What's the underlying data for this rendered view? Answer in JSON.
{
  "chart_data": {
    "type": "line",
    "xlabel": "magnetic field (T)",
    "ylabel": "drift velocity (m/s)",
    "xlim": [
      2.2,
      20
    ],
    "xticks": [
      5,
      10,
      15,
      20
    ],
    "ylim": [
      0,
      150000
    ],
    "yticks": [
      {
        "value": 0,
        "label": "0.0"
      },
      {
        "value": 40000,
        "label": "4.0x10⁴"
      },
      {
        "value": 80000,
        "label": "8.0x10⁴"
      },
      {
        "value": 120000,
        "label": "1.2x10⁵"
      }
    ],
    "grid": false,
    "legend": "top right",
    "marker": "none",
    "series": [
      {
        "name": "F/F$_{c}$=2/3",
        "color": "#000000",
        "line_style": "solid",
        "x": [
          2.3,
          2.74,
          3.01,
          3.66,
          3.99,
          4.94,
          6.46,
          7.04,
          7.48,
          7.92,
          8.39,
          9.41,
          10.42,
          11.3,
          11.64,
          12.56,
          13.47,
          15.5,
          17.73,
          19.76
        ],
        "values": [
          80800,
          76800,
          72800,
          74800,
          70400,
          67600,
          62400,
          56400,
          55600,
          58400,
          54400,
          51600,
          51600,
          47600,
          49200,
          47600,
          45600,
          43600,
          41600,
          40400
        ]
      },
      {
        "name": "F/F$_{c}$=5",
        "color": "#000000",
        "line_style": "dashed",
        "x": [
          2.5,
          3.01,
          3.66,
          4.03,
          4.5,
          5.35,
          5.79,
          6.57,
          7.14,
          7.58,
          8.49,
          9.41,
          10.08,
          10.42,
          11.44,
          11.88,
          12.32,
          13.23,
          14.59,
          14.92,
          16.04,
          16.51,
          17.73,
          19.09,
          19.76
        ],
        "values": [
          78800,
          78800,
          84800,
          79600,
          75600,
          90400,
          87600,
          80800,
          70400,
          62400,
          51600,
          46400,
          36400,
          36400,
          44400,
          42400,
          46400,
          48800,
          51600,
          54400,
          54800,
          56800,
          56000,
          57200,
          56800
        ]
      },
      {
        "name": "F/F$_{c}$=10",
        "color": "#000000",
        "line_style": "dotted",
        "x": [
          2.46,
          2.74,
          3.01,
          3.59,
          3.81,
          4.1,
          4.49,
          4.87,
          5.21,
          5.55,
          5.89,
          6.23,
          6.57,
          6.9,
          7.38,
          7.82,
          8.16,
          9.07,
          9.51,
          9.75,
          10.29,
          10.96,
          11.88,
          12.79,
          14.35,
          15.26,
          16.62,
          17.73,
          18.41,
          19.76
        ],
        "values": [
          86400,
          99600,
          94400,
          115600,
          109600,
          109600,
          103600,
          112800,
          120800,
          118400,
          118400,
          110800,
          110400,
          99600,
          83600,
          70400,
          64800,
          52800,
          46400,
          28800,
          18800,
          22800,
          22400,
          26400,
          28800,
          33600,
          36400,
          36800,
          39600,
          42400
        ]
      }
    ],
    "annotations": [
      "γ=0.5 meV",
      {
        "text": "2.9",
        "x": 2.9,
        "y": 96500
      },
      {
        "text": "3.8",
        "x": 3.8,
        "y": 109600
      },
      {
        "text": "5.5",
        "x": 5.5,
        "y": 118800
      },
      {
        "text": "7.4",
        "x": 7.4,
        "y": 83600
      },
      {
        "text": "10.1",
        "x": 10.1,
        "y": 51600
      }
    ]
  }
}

Aim of the exercise: Gather all lines from the records above in which "text" appears.

Task result:
        "text": "2.9",
        "text": "3.8",
        "text": "5.5",
        "text": "7.4",
        "text": "10.1",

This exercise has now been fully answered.